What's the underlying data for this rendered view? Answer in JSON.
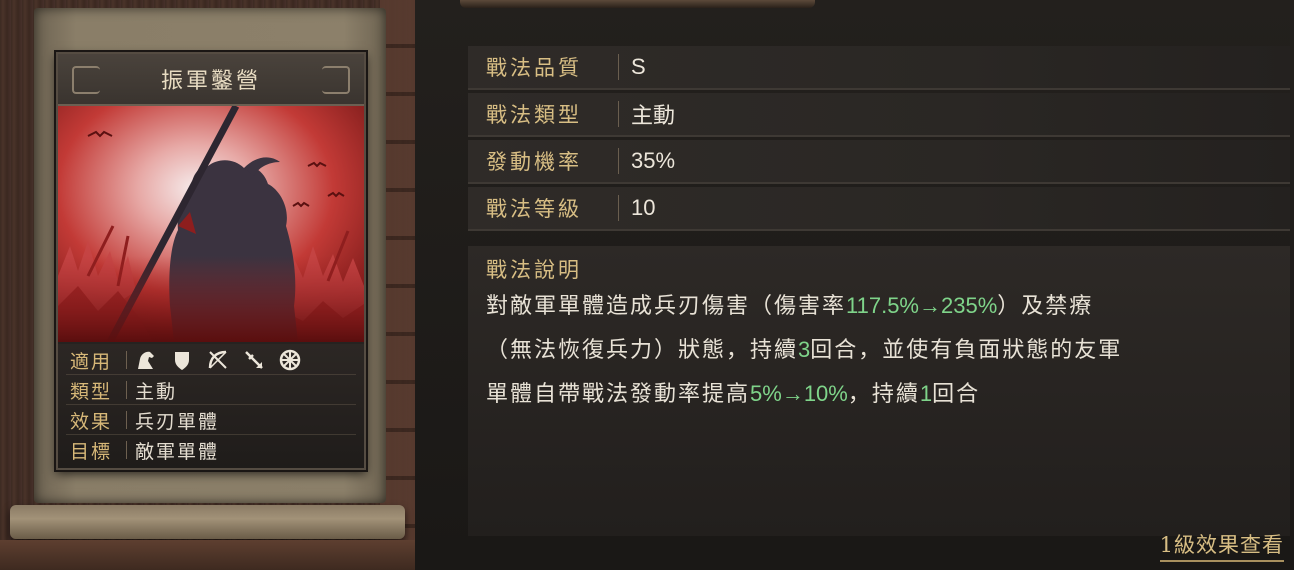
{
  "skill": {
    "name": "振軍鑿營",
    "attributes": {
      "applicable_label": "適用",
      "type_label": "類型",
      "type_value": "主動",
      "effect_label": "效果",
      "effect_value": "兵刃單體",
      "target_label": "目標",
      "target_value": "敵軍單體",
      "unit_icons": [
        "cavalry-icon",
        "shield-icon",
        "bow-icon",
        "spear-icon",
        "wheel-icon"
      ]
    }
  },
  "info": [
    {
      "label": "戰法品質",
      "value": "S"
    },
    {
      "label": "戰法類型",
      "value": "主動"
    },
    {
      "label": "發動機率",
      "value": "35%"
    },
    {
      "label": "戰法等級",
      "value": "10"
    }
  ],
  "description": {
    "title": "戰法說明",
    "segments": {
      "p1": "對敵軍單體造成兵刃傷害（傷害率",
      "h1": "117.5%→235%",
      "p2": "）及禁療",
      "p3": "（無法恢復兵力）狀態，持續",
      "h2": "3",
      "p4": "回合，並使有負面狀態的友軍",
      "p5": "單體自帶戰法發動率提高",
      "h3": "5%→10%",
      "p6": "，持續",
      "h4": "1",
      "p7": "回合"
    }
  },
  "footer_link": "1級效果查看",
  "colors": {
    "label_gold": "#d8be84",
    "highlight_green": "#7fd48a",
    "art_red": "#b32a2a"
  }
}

*Directions*: Write out the whole listing again, exactly, with no pictures.

*Written answer*:
What's the underlying data for this rendered view? Answer in JSON.
{
  "skill": {
    "name": "振軍鑿營",
    "attributes": {
      "applicable_label": "適用",
      "type_label": "類型",
      "type_value": "主動",
      "effect_label": "效果",
      "effect_value": "兵刃單體",
      "target_label": "目標",
      "target_value": "敵軍單體",
      "unit_icons": [
        "cavalry-icon",
        "shield-icon",
        "bow-icon",
        "spear-icon",
        "wheel-icon"
      ]
    }
  },
  "info": [
    {
      "label": "戰法品質",
      "value": "S"
    },
    {
      "label": "戰法類型",
      "value": "主動"
    },
    {
      "label": "發動機率",
      "value": "35%"
    },
    {
      "label": "戰法等級",
      "value": "10"
    }
  ],
  "description": {
    "title": "戰法說明",
    "segments": {
      "p1": "對敵軍單體造成兵刃傷害（傷害率",
      "h1": "117.5%→235%",
      "p2": "）及禁療",
      "p3": "（無法恢復兵力）狀態，持續",
      "h2": "3",
      "p4": "回合，並使有負面狀態的友軍",
      "p5": "單體自帶戰法發動率提高",
      "h3": "5%→10%",
      "p6": "，持續",
      "h4": "1",
      "p7": "回合"
    }
  },
  "footer_link": "1級效果查看",
  "colors": {
    "label_gold": "#d8be84",
    "highlight_green": "#7fd48a",
    "art_red": "#b32a2a"
  }
}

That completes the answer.